• GIVEN INSTRUCTION: Identify each line in the records below that contains the word "text", and copy it.
--- Start of MATERIAL ---
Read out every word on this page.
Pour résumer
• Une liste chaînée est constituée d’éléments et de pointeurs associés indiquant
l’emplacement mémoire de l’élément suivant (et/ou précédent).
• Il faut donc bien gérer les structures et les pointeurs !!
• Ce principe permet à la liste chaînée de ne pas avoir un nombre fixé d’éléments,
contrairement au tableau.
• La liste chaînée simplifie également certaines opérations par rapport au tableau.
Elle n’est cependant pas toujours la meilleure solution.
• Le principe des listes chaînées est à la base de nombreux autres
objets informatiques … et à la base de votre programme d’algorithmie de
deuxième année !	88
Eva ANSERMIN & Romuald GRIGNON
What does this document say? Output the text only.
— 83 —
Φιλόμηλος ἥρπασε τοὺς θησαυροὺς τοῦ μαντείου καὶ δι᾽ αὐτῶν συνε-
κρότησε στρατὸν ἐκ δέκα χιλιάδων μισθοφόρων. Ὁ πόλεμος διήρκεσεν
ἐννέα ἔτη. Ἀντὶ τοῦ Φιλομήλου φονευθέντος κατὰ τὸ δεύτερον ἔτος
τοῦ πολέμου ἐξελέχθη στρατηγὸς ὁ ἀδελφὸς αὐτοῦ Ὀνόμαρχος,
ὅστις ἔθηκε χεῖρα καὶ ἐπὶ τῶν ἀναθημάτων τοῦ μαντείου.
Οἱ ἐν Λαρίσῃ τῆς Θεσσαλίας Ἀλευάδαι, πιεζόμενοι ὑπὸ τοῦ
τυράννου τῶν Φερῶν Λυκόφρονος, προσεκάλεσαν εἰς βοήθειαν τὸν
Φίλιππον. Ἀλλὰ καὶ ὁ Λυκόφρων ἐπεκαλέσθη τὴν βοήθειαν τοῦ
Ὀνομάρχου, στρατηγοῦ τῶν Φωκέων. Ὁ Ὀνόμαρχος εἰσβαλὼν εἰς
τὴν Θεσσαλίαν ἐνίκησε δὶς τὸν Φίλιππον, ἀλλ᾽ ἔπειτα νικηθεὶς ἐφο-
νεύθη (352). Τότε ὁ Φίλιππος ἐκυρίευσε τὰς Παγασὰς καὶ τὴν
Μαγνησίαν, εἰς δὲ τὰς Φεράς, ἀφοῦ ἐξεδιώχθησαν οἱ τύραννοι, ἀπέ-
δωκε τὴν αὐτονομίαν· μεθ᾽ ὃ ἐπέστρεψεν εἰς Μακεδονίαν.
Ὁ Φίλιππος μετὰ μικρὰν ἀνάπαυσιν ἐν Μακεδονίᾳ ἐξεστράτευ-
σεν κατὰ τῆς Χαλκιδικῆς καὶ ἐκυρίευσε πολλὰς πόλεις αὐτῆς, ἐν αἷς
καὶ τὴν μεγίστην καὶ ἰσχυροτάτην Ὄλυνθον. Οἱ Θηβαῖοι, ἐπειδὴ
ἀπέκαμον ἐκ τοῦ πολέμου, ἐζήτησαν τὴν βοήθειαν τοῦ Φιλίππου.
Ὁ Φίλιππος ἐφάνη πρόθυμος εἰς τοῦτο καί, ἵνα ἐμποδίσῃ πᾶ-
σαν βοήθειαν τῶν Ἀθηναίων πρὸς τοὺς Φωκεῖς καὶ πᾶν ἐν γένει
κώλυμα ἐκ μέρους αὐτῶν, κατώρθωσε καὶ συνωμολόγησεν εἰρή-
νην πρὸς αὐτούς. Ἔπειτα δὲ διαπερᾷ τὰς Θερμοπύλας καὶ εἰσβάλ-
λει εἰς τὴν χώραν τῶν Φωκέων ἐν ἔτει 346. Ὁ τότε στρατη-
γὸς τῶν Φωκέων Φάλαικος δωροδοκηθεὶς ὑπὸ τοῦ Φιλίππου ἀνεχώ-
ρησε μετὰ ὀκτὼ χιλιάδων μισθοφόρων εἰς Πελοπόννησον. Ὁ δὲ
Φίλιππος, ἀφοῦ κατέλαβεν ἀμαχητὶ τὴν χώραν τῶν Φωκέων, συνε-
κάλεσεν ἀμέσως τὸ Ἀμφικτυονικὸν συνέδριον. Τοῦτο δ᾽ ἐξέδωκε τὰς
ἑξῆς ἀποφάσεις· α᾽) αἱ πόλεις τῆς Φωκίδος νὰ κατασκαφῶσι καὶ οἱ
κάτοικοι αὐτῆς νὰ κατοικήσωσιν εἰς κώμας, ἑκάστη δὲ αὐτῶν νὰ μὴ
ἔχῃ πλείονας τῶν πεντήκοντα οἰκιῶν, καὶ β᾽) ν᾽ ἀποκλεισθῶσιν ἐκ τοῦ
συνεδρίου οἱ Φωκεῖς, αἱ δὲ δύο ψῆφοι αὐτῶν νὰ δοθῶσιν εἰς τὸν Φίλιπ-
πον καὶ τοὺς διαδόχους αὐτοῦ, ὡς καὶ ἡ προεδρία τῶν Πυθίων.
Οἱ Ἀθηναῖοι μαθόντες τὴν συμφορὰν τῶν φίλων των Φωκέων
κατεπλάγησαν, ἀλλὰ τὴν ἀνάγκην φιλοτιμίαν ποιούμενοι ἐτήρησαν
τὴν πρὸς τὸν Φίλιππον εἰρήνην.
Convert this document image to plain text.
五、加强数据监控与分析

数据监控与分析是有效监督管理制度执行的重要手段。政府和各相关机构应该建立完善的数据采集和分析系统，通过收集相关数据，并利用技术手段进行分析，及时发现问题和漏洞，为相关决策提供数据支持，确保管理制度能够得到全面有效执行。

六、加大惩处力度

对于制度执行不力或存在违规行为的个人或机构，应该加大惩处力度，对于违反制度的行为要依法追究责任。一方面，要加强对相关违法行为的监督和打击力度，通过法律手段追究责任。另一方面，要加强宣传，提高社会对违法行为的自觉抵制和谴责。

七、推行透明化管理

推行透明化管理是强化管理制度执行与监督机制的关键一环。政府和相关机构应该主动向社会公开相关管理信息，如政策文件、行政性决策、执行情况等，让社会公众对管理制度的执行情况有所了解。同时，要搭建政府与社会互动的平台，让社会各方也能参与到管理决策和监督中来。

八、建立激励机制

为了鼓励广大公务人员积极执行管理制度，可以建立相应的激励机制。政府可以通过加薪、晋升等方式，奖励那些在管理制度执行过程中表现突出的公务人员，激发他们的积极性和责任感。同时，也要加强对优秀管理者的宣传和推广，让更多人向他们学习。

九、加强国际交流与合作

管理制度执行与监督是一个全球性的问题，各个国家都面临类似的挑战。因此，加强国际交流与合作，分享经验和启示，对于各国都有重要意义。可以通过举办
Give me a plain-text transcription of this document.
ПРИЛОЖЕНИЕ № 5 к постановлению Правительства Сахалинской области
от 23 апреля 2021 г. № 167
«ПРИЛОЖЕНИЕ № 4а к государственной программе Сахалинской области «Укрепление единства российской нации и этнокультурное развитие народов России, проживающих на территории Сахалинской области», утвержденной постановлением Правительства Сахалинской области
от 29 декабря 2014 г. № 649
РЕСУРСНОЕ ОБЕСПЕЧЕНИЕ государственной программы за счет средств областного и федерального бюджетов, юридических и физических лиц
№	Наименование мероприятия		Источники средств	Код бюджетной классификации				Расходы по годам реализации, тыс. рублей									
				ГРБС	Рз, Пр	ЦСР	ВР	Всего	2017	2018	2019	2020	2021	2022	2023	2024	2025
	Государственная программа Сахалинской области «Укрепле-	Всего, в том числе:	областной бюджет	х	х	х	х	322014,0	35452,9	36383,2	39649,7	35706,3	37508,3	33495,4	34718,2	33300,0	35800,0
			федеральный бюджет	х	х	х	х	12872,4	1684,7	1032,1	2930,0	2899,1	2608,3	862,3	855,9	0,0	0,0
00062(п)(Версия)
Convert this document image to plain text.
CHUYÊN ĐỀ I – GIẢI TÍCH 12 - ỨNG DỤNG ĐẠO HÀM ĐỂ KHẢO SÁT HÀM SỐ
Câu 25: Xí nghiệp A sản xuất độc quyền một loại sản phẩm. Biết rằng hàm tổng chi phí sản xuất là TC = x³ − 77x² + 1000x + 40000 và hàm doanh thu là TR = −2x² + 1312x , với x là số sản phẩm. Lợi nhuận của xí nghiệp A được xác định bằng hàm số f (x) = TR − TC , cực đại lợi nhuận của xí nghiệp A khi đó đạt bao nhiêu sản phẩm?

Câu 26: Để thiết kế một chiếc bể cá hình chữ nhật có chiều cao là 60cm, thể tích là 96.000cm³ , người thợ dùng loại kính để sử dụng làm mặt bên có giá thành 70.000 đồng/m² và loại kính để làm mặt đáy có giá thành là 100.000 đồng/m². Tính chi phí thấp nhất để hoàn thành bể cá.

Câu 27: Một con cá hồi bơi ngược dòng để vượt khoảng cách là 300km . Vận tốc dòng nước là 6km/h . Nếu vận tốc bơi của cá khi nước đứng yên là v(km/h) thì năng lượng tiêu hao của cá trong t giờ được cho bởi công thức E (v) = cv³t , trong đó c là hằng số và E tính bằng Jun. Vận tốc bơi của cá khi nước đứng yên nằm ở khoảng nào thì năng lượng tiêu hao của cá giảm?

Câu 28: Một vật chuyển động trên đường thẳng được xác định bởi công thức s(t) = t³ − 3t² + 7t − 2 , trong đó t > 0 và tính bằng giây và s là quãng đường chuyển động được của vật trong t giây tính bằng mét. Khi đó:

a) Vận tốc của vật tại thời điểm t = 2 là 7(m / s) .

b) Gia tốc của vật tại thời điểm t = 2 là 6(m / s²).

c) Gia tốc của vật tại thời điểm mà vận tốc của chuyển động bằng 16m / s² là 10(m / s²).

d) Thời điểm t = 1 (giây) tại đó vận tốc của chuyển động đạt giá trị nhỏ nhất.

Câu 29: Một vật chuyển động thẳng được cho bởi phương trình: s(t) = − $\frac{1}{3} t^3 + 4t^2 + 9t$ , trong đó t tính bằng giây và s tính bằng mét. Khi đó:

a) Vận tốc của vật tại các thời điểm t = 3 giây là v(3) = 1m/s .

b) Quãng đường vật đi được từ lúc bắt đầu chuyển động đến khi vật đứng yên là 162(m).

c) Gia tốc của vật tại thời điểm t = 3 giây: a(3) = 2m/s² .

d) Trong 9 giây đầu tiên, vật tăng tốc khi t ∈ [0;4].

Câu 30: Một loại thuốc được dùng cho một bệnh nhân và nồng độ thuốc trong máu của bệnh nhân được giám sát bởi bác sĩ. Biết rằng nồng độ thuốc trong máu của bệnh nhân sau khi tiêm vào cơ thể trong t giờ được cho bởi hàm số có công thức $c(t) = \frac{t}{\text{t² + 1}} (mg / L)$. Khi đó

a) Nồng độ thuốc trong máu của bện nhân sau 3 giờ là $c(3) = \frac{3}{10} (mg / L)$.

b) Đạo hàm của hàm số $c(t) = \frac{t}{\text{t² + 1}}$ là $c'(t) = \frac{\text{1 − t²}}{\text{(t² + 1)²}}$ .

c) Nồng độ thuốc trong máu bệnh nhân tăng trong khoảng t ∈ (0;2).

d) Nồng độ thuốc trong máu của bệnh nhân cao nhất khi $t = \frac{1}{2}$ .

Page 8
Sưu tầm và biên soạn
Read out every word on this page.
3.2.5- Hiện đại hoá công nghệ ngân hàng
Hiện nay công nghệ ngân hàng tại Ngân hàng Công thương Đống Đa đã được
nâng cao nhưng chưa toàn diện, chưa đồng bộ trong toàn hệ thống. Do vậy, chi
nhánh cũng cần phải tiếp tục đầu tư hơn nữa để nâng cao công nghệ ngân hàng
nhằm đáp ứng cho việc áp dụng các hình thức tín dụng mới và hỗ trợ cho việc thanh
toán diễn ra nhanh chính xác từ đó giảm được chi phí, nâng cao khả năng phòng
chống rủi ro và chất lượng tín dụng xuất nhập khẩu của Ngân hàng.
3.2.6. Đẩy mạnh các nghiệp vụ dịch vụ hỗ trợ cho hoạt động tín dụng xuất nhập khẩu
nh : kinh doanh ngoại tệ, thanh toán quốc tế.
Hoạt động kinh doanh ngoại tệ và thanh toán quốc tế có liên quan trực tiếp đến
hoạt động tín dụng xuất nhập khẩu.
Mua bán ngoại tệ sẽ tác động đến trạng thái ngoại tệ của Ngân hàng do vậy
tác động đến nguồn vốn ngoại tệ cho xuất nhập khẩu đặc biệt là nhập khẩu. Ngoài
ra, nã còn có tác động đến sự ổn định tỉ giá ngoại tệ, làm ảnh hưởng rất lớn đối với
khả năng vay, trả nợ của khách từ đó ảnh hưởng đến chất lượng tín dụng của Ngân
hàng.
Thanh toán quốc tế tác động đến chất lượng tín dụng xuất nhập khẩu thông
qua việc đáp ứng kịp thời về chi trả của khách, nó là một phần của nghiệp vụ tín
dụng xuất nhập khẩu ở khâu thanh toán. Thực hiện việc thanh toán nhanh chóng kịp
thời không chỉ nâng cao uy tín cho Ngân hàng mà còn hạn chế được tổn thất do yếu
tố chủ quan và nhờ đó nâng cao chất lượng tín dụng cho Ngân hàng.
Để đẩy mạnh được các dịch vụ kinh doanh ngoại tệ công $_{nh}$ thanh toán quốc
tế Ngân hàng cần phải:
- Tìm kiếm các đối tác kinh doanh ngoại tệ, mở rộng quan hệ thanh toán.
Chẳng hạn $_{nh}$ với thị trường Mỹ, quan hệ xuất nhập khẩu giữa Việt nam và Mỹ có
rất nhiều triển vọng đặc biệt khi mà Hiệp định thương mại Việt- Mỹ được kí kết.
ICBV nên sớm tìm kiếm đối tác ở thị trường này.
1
--- End of MATERIAL ---
• EXERCISE OUTPUT:
What does this document say? Output the text only.
Convert this document image to plain text.
Give me a plain-text transcription of this document.
Convert this document image to plain text.
Câu 30: Một loại thuốc được dùng cho một bệnh nhân và nồng độ thuốc trong máu của bệnh nhân được giám sát bởi bác sĩ. Biết rằng nồng độ thuốc trong máu của bệnh nhân sau khi tiêm vào cơ thể trong t giờ được cho bởi hàm số có công thức $c(t) = \frac{t}{\text{t² + 1}} (mg / L)$. Khi đó
b) Đạo hàm của hàm số $c(t) = \frac{t}{\text{t² + 1}}$ là $c'(t) = \frac{\text{1 − t²}}{\text{(t² + 1)²}}$ .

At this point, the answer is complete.